=== RAW RECORDS ===
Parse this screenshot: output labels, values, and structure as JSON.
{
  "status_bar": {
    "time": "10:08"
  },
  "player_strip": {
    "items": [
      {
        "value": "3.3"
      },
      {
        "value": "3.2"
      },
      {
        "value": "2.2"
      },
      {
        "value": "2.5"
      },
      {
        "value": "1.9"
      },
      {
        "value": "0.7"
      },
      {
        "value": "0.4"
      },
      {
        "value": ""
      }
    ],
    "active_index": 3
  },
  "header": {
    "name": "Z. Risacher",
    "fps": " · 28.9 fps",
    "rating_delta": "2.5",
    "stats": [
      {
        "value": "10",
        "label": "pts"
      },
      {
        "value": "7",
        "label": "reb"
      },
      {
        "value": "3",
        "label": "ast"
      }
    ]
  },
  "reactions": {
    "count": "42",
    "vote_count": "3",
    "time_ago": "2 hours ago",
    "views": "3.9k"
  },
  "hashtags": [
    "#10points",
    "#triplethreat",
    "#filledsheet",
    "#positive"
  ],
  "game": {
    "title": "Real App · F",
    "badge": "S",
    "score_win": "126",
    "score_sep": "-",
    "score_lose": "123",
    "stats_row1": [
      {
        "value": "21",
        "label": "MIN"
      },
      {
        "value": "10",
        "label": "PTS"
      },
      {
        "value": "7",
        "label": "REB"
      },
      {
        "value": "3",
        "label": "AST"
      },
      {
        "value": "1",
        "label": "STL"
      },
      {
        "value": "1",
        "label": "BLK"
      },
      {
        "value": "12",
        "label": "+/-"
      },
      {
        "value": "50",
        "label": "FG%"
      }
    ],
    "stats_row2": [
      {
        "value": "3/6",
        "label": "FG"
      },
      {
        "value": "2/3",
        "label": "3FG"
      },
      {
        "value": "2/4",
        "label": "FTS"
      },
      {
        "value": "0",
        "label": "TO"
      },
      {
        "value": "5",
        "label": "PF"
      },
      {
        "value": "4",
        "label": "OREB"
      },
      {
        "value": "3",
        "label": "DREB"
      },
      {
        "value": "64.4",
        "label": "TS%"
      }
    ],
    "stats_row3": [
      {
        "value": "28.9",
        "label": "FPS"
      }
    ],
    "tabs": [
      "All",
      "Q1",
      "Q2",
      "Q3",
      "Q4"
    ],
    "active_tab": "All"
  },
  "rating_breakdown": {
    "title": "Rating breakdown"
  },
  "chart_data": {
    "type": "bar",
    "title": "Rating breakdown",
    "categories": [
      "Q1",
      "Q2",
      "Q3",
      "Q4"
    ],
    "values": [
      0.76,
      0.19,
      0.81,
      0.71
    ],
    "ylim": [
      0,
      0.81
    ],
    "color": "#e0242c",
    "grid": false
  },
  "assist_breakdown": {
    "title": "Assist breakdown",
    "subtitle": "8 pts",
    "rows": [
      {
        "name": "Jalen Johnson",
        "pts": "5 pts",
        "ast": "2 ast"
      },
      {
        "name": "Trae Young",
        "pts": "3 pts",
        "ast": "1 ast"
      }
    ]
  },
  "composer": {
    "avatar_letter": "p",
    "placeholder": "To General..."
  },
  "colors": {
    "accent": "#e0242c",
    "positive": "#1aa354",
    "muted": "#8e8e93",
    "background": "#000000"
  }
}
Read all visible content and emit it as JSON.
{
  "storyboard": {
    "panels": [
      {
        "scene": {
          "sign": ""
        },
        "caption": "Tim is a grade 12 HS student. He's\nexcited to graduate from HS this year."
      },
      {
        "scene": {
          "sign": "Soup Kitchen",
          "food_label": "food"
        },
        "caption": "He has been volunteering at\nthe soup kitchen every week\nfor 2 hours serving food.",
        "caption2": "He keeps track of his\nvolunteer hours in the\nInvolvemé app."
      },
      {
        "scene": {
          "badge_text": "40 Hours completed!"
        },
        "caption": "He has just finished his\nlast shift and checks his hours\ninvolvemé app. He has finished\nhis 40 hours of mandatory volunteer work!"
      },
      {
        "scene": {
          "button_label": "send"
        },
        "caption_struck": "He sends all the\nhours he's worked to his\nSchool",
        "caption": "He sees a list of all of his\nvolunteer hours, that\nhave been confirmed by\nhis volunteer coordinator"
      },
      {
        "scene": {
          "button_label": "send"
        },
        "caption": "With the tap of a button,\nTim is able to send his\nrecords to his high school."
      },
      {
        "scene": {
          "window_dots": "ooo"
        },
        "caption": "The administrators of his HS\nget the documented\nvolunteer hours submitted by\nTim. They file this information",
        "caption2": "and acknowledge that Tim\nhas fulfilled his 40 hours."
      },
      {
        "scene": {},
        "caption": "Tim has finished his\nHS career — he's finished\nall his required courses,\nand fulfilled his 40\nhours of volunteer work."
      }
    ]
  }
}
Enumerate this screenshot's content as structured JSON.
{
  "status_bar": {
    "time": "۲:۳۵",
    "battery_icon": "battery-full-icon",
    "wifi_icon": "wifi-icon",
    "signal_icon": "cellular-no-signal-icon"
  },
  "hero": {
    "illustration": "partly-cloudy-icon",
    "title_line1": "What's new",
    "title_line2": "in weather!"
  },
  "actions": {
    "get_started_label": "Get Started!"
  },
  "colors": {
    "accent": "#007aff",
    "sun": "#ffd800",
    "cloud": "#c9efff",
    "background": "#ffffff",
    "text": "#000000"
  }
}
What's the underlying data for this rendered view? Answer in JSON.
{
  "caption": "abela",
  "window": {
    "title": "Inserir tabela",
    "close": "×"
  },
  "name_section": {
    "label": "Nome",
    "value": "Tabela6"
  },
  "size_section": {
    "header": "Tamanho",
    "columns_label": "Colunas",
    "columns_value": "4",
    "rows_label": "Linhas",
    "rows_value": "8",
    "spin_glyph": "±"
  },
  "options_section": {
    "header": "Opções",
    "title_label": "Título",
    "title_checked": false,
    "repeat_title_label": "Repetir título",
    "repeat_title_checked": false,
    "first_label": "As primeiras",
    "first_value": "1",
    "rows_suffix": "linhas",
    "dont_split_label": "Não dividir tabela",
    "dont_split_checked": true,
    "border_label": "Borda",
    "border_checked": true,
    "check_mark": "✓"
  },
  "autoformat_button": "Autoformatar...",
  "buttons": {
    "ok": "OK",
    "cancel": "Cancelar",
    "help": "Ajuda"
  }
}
===
* WORK TO DO *
Return all of the entries exactly as they were supplied.

* RESULT OF THE TASK *
Parse this screenshot: output labels, values, and structure as JSON.
{
  "status_bar": {
    "time": "10:08"
  },
  "player_strip": {
    "items": [
      {
        "value": "3.3"
      },
      {
        "value": "3.2"
      },
      {
        "value": "2.2"
      },
      {
        "value": "2.5"
      },
      {
        "value": "1.9"
      },
      {
        "value": "0.7"
      },
      {
        "value": "0.4"
      },
      {
        "value": ""
      }
    ],
    "active_index": 3
  },
  "header": {
    "name": "Z. Risacher",
    "fps": " · 28.9 fps",
    "rating_delta": "2.5",
    "stats": [
      {
        "value": "10",
        "label": "pts"
      },
      {
        "value": "7",
        "label": "reb"
      },
      {
        "value": "3",
        "label": "ast"
      }
    ]
  },
  "reactions": {
    "count": "42",
    "vote_count": "3",
    "time_ago": "2 hours ago",
    "views": "3.9k"
  },
  "hashtags": [
    "#10points",
    "#triplethreat",
    "#filledsheet",
    "#positive"
  ],
  "game": {
    "title": "Real App · F",
    "badge": "S",
    "score_win": "126",
    "score_sep": "-",
    "score_lose": "123",
    "stats_row1": [
      {
        "value": "21",
        "label": "MIN"
      },
      {
        "value": "10",
        "label": "PTS"
      },
      {
        "value": "7",
        "label": "REB"
      },
      {
        "value": "3",
        "label": "AST"
      },
      {
        "value": "1",
        "label": "STL"
      },
      {
        "value": "1",
        "label": "BLK"
      },
      {
        "value": "12",
        "label": "+/-"
      },
      {
        "value": "50",
        "label": "FG%"
      }
    ],
    "stats_row2": [
      {
        "value": "3/6",
        "label": "FG"
      },
      {
        "value": "2/3",
        "label": "3FG"
      },
      {
        "value": "2/4",
        "label": "FTS"
      },
      {
        "value": "0",
        "label": "TO"
      },
      {
        "value": "5",
        "label": "PF"
      },
      {
        "value": "4",
        "label": "OREB"
      },
      {
        "value": "3",
        "label": "DREB"
      },
      {
        "value": "64.4",
        "label": "TS%"
      }
    ],
    "stats_row3": [
      {
        "value": "28.9",
        "label": "FPS"
      }
    ],
    "tabs": [
      "All",
      "Q1",
      "Q2",
      "Q3",
      "Q4"
    ],
    "active_tab": "All"
  },
  "rating_breakdown": {
    "title": "Rating breakdown"
  },
  "chart_data": {
    "type": "bar",
    "title": "Rating breakdown",
    "categories": [
      "Q1",
      "Q2",
      "Q3",
      "Q4"
    ],
    "values": [
      0.76,
      0.19,
      0.81,
      0.71
    ],
    "ylim": [
      0,
      0.81
    ],
    "color": "#e0242c",
    "grid": false
  },
  "assist_breakdown": {
    "title": "Assist breakdown",
    "subtitle": "8 pts",
    "rows": [
      {
        "name": "Jalen Johnson",
        "pts": "5 pts",
        "ast": "2 ast"
      },
      {
        "name": "Trae Young",
        "pts": "3 pts",
        "ast": "1 ast"
      }
    ]
  },
  "composer": {
    "avatar_letter": "p",
    "placeholder": "To General..."
  },
  "colors": {
    "accent": "#e0242c",
    "positive": "#1aa354",
    "muted": "#8e8e93",
    "background": "#000000"
  }
}
Read all visible content and emit it as JSON.
{
  "storyboard": {
    "panels": [
      {
        "scene": {
          "sign": ""
        },
        "caption": "Tim is a grade 12 HS student. He's\nexcited to graduate from HS this year."
      },
      {
        "scene": {
          "sign": "Soup Kitchen",
          "food_label": "food"
        },
        "caption": "He has been volunteering at\nthe soup kitchen every week\nfor 2 hours serving food.",
        "caption2": "He keeps track of his\nvolunteer hours in the\nInvolvemé app."
      },
      {
        "scene": {
          "badge_text": "40 Hours completed!"
        },
        "caption": "He has just finished his\nlast shift and checks his hours\ninvolvemé app. He has finished\nhis 40 hours of mandatory volunteer work!"
      },
      {
        "scene": {
          "button_label": "send"
        },
        "caption_struck": "He sends all the\nhours he's worked to his\nSchool",
        "caption": "He sees a list of all of his\nvolunteer hours, that\nhave been confirmed by\nhis volunteer coordinator"
      },
      {
        "scene": {
          "button_label": "send"
        },
        "caption": "With the tap of a button,\nTim is able to send his\nrecords to his high school."
      },
      {
        "scene": {
          "window_dots": "ooo"
        },
        "caption": "The administrators of his HS\nget the documented\nvolunteer hours submitted by\nTim. They file this information",
        "caption2": "and acknowledge that Tim\nhas fulfilled his 40 hours."
      },
      {
        "scene": {},
        "caption": "Tim has finished his\nHS career — he's finished\nall his required courses,\nand fulfilled his 40\nhours of volunteer work."
      }
    ]
  }
}
Enumerate this screenshot's content as structured JSON.
{
  "status_bar": {
    "time": "۲:۳۵",
    "battery_icon": "battery-full-icon",
    "wifi_icon": "wifi-icon",
    "signal_icon": "cellular-no-signal-icon"
  },
  "hero": {
    "illustration": "partly-cloudy-icon",
    "title_line1": "What's new",
    "title_line2": "in weather!"
  },
  "actions": {
    "get_started_label": "Get Started!"
  },
  "colors": {
    "accent": "#007aff",
    "sun": "#ffd800",
    "cloud": "#c9efff",
    "background": "#ffffff",
    "text": "#000000"
  }
}
What's the underlying data for this rendered view? Answer in JSON.
{
  "caption": "abela",
  "window": {
    "title": "Inserir tabela",
    "close": "×"
  },
  "name_section": {
    "label": "Nome",
    "value": "Tabela6"
  },
  "size_section": {
    "header": "Tamanho",
    "columns_label": "Colunas",
    "columns_value": "4",
    "rows_label": "Linhas",
    "rows_value": "8",
    "spin_glyph": "±"
  },
  "options_section": {
    "header": "Opções",
    "title_label": "Título",
    "title_checked": false,
    "repeat_title_label": "Repetir título",
    "repeat_title_checked": false,
    "first_label": "As primeiras",
    "first_value": "1",
    "rows_suffix": "linhas",
    "dont_split_label": "Não dividir tabela",
    "dont_split_checked": true,
    "border_label": "Borda",
    "border_checked": true,
    "check_mark": "✓"
  },
  "autoformat_button": "Autoformatar...",
  "buttons": {
    "ok": "OK",
    "cancel": "Cancelar",
    "help": "Ajuda"
  }
}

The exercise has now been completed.